---------- Supplied entries

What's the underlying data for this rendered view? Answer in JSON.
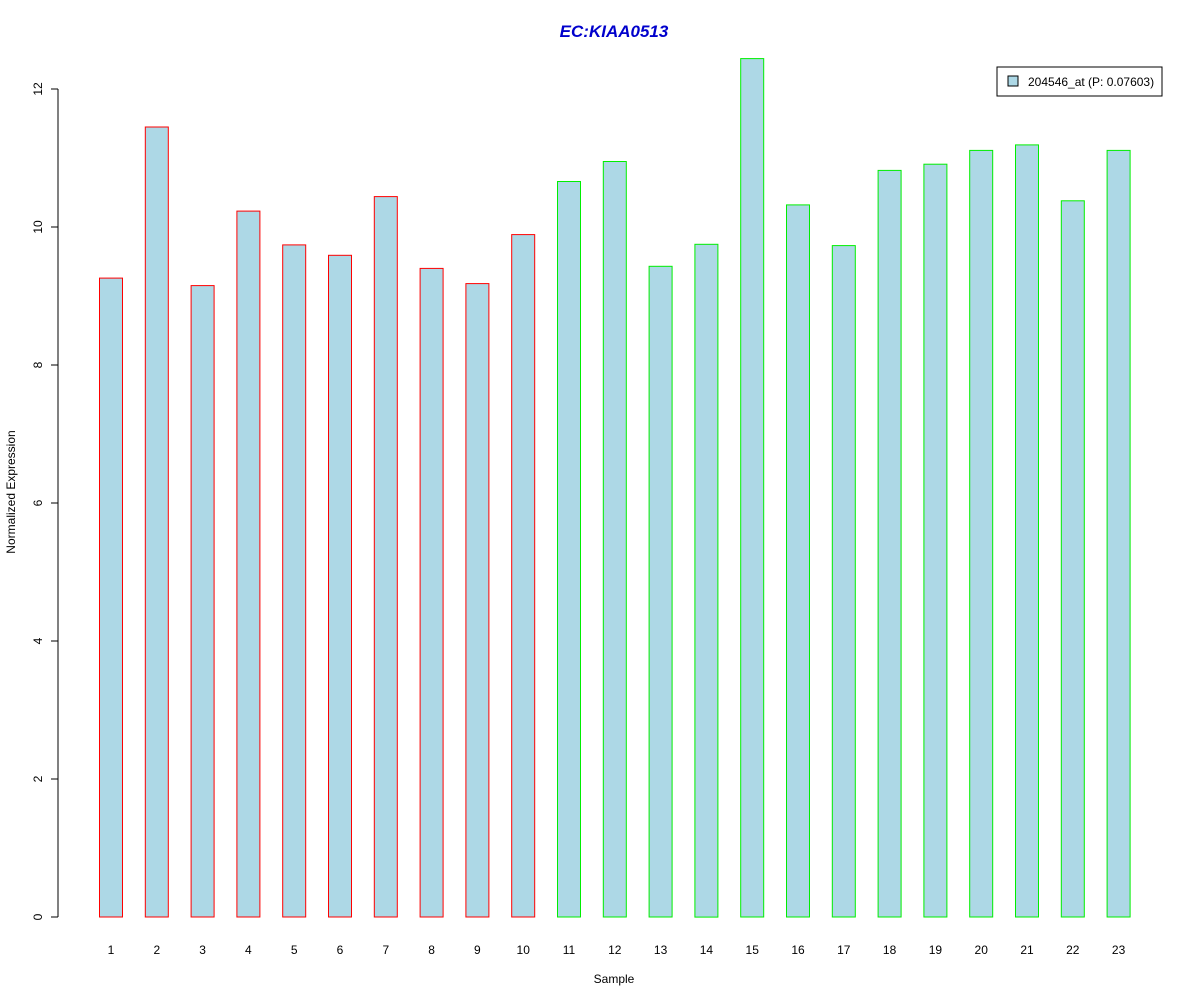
{
  "chart_data": {
    "type": "bar",
    "title": "EC:KIAA0513",
    "xlabel": "Sample",
    "ylabel": "Normalized Expression",
    "categories": [
      "1",
      "2",
      "3",
      "4",
      "5",
      "6",
      "7",
      "8",
      "9",
      "10",
      "11",
      "12",
      "13",
      "14",
      "15",
      "16",
      "17",
      "18",
      "19",
      "20",
      "21",
      "22",
      "23"
    ],
    "series": [
      {
        "name": "204546_at (P: 0.07603)",
        "values": [
          9.26,
          11.45,
          9.15,
          10.23,
          9.74,
          9.59,
          10.44,
          9.4,
          9.18,
          9.89,
          10.66,
          10.95,
          9.43,
          9.75,
          12.44,
          10.32,
          9.73,
          10.82,
          10.91,
          11.11,
          11.19,
          10.38,
          11.11
        ]
      }
    ],
    "groups": [
      {
        "samples": [
          1,
          2,
          3,
          4,
          5,
          6,
          7,
          8,
          9,
          10
        ],
        "border_color": "#ff0000"
      },
      {
        "samples": [
          11,
          12,
          13,
          14,
          15,
          16,
          17,
          18,
          19,
          20,
          21,
          22,
          23
        ],
        "border_color": "#00ee00"
      }
    ],
    "bar_fill": "#add8e6",
    "title_color": "#0000cc",
    "yticks": [
      0,
      2,
      4,
      6,
      8,
      10,
      12
    ],
    "ylim": [
      0,
      12.44
    ],
    "grid": false,
    "legend_position": "top-right"
  }
}
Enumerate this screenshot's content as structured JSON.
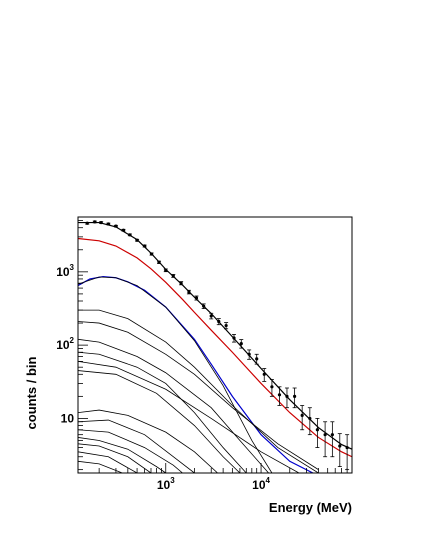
{
  "chart_data": {
    "type": "line",
    "xlabel": "Energy (MeV)",
    "ylabel": "counts / bin",
    "x_scale": "log",
    "y_scale": "log",
    "xlim": [
      120,
      90000
    ],
    "ylim": [
      1.8,
      5600
    ],
    "x_major_ticks": [
      {
        "value": 1000,
        "base": "10",
        "exp": "3"
      },
      {
        "value": 10000,
        "base": "10",
        "exp": "4"
      }
    ],
    "y_major_ticks": [
      {
        "value": 10,
        "base": "10",
        "exp": ""
      },
      {
        "value": 100,
        "base": "10",
        "exp": "2"
      },
      {
        "value": 1000,
        "base": "10",
        "exp": "3"
      }
    ],
    "grid": false,
    "legend": "none",
    "data_points": [
      {
        "x": 150,
        "y": 4600,
        "err": 130
      },
      {
        "x": 180,
        "y": 4800,
        "err": 130
      },
      {
        "x": 210,
        "y": 4700,
        "err": 130
      },
      {
        "x": 250,
        "y": 4500,
        "err": 120
      },
      {
        "x": 300,
        "y": 4200,
        "err": 110
      },
      {
        "x": 360,
        "y": 3700,
        "err": 100
      },
      {
        "x": 420,
        "y": 3200,
        "err": 90
      },
      {
        "x": 500,
        "y": 2700,
        "err": 80
      },
      {
        "x": 600,
        "y": 2250,
        "err": 70
      },
      {
        "x": 710,
        "y": 1750,
        "err": 60
      },
      {
        "x": 850,
        "y": 1350,
        "err": 50
      },
      {
        "x": 1000,
        "y": 1050,
        "err": 45
      },
      {
        "x": 1200,
        "y": 880,
        "err": 40
      },
      {
        "x": 1450,
        "y": 700,
        "err": 35
      },
      {
        "x": 1750,
        "y": 530,
        "err": 30
      },
      {
        "x": 2100,
        "y": 440,
        "err": 28
      },
      {
        "x": 2500,
        "y": 340,
        "err": 25
      },
      {
        "x": 3000,
        "y": 250,
        "err": 22
      },
      {
        "x": 3600,
        "y": 210,
        "err": 20
      },
      {
        "x": 4300,
        "y": 185,
        "err": 18
      },
      {
        "x": 5200,
        "y": 125,
        "err": 15
      },
      {
        "x": 6200,
        "y": 105,
        "err": 14
      },
      {
        "x": 7500,
        "y": 75,
        "err": 11
      },
      {
        "x": 9000,
        "y": 65,
        "err": 10
      },
      {
        "x": 10800,
        "y": 40,
        "err": 8
      },
      {
        "x": 13000,
        "y": 27,
        "err": 7
      },
      {
        "x": 15600,
        "y": 21,
        "err": 6
      },
      {
        "x": 18700,
        "y": 20,
        "err": 6
      },
      {
        "x": 22500,
        "y": 20,
        "err": 6
      },
      {
        "x": 27000,
        "y": 11,
        "err": 4
      },
      {
        "x": 32500,
        "y": 10,
        "err": 4
      },
      {
        "x": 39000,
        "y": 7,
        "err": 3
      },
      {
        "x": 47000,
        "y": 6,
        "err": 3
      },
      {
        "x": 56000,
        "y": 6,
        "err": 3
      },
      {
        "x": 67000,
        "y": 4.2,
        "err": 2
      },
      {
        "x": 80000,
        "y": 4.0,
        "err": 2
      }
    ],
    "series": [
      {
        "color": "#000000",
        "width": 1.2,
        "points": [
          [
            120,
            4700
          ],
          [
            200,
            4700
          ],
          [
            300,
            4100
          ],
          [
            500,
            2750
          ],
          [
            700,
            1800
          ],
          [
            1000,
            1080
          ],
          [
            1500,
            660
          ],
          [
            2000,
            450
          ],
          [
            3000,
            270
          ],
          [
            5000,
            130
          ],
          [
            10000,
            48
          ],
          [
            20000,
            18
          ],
          [
            40000,
            7.5
          ],
          [
            70000,
            4.4
          ],
          [
            90000,
            3.8
          ]
        ]
      },
      {
        "color": "#cc0000",
        "width": 1.2,
        "points": [
          [
            120,
            2850
          ],
          [
            200,
            2650
          ],
          [
            300,
            2250
          ],
          [
            500,
            1550
          ],
          [
            700,
            1100
          ],
          [
            1000,
            720
          ],
          [
            1500,
            420
          ],
          [
            2000,
            280
          ],
          [
            3000,
            160
          ],
          [
            5000,
            80
          ],
          [
            10000,
            30
          ],
          [
            20000,
            12
          ],
          [
            40000,
            5.5
          ],
          [
            70000,
            3.5
          ],
          [
            90000,
            3
          ]
        ]
      },
      {
        "color": "#0000cc",
        "width": 1.2,
        "points": [
          [
            120,
            650
          ],
          [
            160,
            800
          ],
          [
            220,
            860
          ],
          [
            300,
            830
          ],
          [
            400,
            730
          ],
          [
            600,
            560
          ],
          [
            1000,
            330
          ],
          [
            2000,
            120
          ],
          [
            3000,
            55
          ],
          [
            5000,
            20
          ],
          [
            10000,
            6
          ],
          [
            20000,
            2.6
          ],
          [
            35000,
            1.8
          ]
        ]
      },
      {
        "color": "#000000",
        "width": 0.8,
        "points": [
          [
            120,
            680
          ],
          [
            200,
            850
          ],
          [
            300,
            830
          ],
          [
            500,
            650
          ],
          [
            1000,
            330
          ],
          [
            2000,
            115
          ],
          [
            4000,
            28
          ],
          [
            8000,
            5
          ],
          [
            13000,
            1.8
          ]
        ]
      },
      {
        "color": "#000000",
        "width": 0.8,
        "points": [
          [
            120,
            300
          ],
          [
            200,
            300
          ],
          [
            400,
            230
          ],
          [
            1000,
            110
          ],
          [
            2000,
            50
          ],
          [
            5000,
            15
          ],
          [
            15000,
            4
          ],
          [
            40000,
            1.8
          ]
        ]
      },
      {
        "color": "#000000",
        "width": 0.8,
        "points": [
          [
            120,
            210
          ],
          [
            200,
            200
          ],
          [
            400,
            150
          ],
          [
            1000,
            75
          ],
          [
            2000,
            40
          ],
          [
            5000,
            14
          ],
          [
            15000,
            4.5
          ],
          [
            40000,
            2
          ]
        ]
      },
      {
        "color": "#000000",
        "width": 0.8,
        "points": [
          [
            120,
            120
          ],
          [
            200,
            110
          ],
          [
            500,
            70
          ],
          [
            1000,
            42
          ],
          [
            3000,
            14
          ],
          [
            6000,
            5
          ],
          [
            12000,
            1.8
          ]
        ]
      },
      {
        "color": "#000000",
        "width": 0.8,
        "points": [
          [
            120,
            80
          ],
          [
            200,
            75
          ],
          [
            500,
            50
          ],
          [
            1000,
            30
          ],
          [
            2000,
            12
          ],
          [
            4000,
            4
          ],
          [
            7000,
            1.8
          ]
        ]
      },
      {
        "color": "#000000",
        "width": 0.8,
        "points": [
          [
            120,
            60
          ],
          [
            300,
            50
          ],
          [
            1000,
            25
          ],
          [
            3000,
            10
          ],
          [
            10000,
            3.5
          ],
          [
            25000,
            1.8
          ]
        ]
      },
      {
        "color": "#000000",
        "width": 0.8,
        "points": [
          [
            120,
            45
          ],
          [
            300,
            40
          ],
          [
            800,
            22
          ],
          [
            2000,
            8
          ],
          [
            4000,
            3
          ],
          [
            6000,
            1.8
          ]
        ]
      },
      {
        "color": "#000000",
        "width": 0.8,
        "points": [
          [
            120,
            12
          ],
          [
            200,
            13
          ],
          [
            400,
            11
          ],
          [
            1000,
            6.5
          ],
          [
            2000,
            3.5
          ],
          [
            3500,
            1.8
          ]
        ]
      },
      {
        "color": "#000000",
        "width": 0.8,
        "points": [
          [
            120,
            9
          ],
          [
            250,
            9.5
          ],
          [
            600,
            6
          ],
          [
            1200,
            3
          ],
          [
            2000,
            1.8
          ]
        ]
      },
      {
        "color": "#000000",
        "width": 0.8,
        "points": [
          [
            120,
            7
          ],
          [
            250,
            6.5
          ],
          [
            600,
            4
          ],
          [
            1200,
            2.3
          ],
          [
            1500,
            1.8
          ]
        ]
      },
      {
        "color": "#000000",
        "width": 0.8,
        "points": [
          [
            120,
            5.5
          ],
          [
            200,
            5
          ],
          [
            400,
            3.8
          ],
          [
            800,
            2.2
          ],
          [
            1000,
            1.8
          ]
        ]
      },
      {
        "color": "#000000",
        "width": 0.8,
        "points": [
          [
            120,
            4.5
          ],
          [
            200,
            4.2
          ],
          [
            400,
            3
          ],
          [
            700,
            1.8
          ]
        ]
      },
      {
        "color": "#000000",
        "width": 0.8,
        "points": [
          [
            120,
            3.5
          ],
          [
            250,
            3
          ],
          [
            500,
            1.8
          ]
        ]
      },
      {
        "color": "#000000",
        "width": 0.8,
        "points": [
          [
            120,
            2.6
          ],
          [
            200,
            2.4
          ],
          [
            350,
            1.8
          ]
        ]
      }
    ]
  }
}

--------------------

Aim of the exercise: Scan the listing above for the word "ylabel" and copy every line that holds it.

The reply:
    "ylabel": "Normalized Expression",
    "ylabel": "counts / bin",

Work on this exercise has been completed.